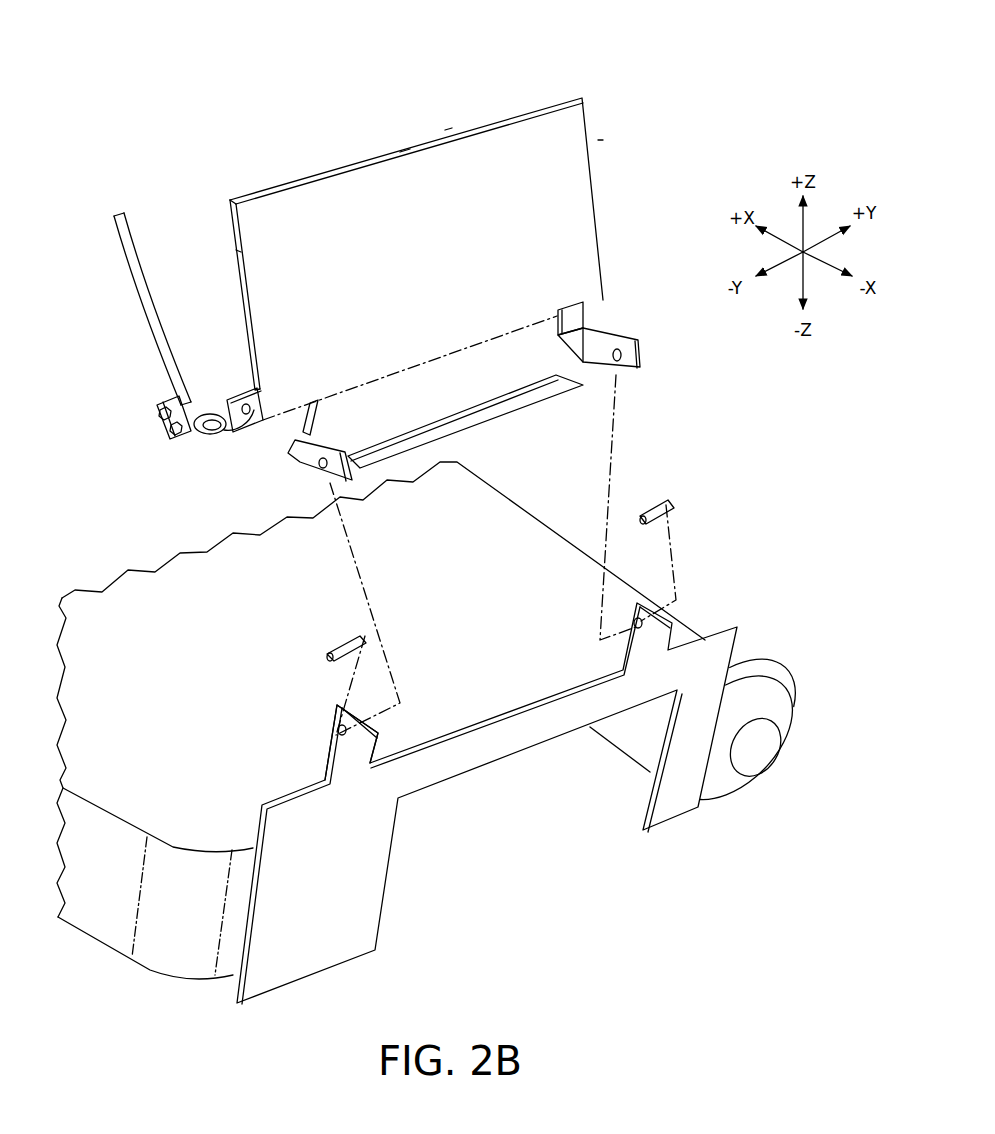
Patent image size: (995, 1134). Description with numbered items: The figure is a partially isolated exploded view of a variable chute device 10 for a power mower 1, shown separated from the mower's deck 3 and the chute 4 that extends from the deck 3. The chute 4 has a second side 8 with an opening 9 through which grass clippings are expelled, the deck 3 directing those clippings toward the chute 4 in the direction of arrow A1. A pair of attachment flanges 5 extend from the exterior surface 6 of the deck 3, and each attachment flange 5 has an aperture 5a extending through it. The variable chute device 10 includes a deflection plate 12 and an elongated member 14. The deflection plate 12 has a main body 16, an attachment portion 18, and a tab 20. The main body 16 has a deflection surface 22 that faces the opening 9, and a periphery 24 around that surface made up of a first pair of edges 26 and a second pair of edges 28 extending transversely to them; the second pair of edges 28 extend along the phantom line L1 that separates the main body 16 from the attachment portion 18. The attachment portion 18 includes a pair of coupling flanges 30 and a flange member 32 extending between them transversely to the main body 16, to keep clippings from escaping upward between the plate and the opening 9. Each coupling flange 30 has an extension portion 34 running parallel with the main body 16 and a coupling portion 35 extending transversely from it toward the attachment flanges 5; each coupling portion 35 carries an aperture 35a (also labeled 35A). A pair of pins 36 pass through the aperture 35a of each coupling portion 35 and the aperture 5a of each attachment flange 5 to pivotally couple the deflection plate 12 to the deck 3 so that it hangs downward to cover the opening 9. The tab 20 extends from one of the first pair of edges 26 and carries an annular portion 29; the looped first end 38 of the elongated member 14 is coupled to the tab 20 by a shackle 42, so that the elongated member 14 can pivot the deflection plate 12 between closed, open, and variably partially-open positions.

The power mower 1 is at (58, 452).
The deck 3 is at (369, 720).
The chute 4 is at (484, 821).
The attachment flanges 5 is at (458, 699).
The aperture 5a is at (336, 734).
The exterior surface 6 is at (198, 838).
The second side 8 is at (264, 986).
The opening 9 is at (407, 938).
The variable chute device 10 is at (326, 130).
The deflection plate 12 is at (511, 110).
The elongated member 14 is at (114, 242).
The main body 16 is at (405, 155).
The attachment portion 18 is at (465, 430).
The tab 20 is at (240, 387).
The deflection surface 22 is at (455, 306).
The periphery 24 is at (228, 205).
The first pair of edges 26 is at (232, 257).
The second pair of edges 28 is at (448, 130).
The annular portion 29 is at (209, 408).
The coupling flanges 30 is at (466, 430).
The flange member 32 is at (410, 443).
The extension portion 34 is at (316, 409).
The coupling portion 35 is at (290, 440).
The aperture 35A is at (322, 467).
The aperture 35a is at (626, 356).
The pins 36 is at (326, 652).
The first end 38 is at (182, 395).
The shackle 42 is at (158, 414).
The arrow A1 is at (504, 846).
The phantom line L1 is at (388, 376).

──────

WRITTEN INSTRUCTION:
Can you turn every line of the entries above into a JSON list of strings, one string per line, skipping blank lines? Leave the pictures out.

EXERCISE ANSWER:
[
  "Patent image size: (995, 1134). Description with numbered items: The figure is a partially isolated exploded view of a variable chute device 10 for a power mower 1, shown separated from the mower's deck 3 and the chute 4 that extends from the deck 3. The chute 4 has a second side 8 with an opening 9 through which grass clippings are expelled, the deck 3 directing those clippings toward the chute 4 in the direction of arrow A1. A pair of attachment flanges 5 extend from the exterior surface 6 of the deck 3, and each attachment flange 5 has an aperture 5a extending through it. The variable chute device 10 includes a deflection plate 12 and an elongated member 14. The deflection plate 12 has a main body 16, an attachment portion 18, and a tab 20. The main body 16 has a deflection surface 22 that faces the opening 9, and a periphery 24 around that surface made up of a first pair of edges 26 and a second pair of edges 28 extending transversely to them; the second pair of edges 28 extend along the phantom line L1 that separates the main body 16 from the attachment portion 18. The attachment portion 18 includes a pair of coupling flanges 30 and a flange member 32 extending between them transversely to the main body 16, to keep clippings from escaping upward between the plate and the opening 9. Each coupling flange 30 has an extension portion 34 running parallel with the main body 16 and a coupling portion 35 extending transversely from it toward the attachment flanges 5; each coupling portion 35 carries an aperture 35a (also labeled 35A). A pair of pins 36 pass through the aperture 35a of each coupling portion 35 and the aperture 5a of each attachment flange 5 to pivotally couple the deflection plate 12 to the deck 3 so that it hangs downward to cover the opening 9. The tab 20 extends from one of the first pair of edges 26 and carries an annular portion 29; the looped first end 38 of the elongated member 14 is coupled to the tab 20 by a shackle 42, so that the elongated member 14 can pivot the deflection plate 12 between closed, open, and variably partially-open positions.",
  "The power mower 1 is at (58, 452).",
  "The deck 3 is at (369, 720).",
  "The chute 4 is at (484, 821).",
  "The attachment flanges 5 is at (458, 699).",
  "The aperture 5a is at (336, 734).",
  "The exterior surface 6 is at (198, 838).",
  "The second side 8 is at (264, 986).",
  "The opening 9 is at (407, 938).",
  "The variable chute device 10 is at (326, 130).",
  "The deflection plate 12 is at (511, 110).",
  "The elongated member 14 is at (114, 242).",
  "The main body 16 is at (405, 155).",
  "The attachment portion 18 is at (465, 430).",
  "The tab 20 is at (240, 387).",
  "The deflection surface 22 is at (455, 306).",
  "The periphery 24 is at (228, 205).",
  "The first pair of edges 26 is at (232, 257).",
  "The second pair of edges 28 is at (448, 130).",
  "The annular portion 29 is at (209, 408).",
  "The coupling flanges 30 is at (466, 430).",
  "The flange member 32 is at (410, 443).",
  "The extension portion 34 is at (316, 409).",
  "The coupling portion 35 is at (290, 440).",
  "The aperture 35A is at (322, 467).",
  "The aperture 35a is at (626, 356).",
  "The pins 36 is at (326, 652).",
  "The first end 38 is at (182, 395).",
  "The shackle 42 is at (158, 414).",
  "The arrow A1 is at (504, 846).",
  "The phantom line L1 is at (388, 376)."
]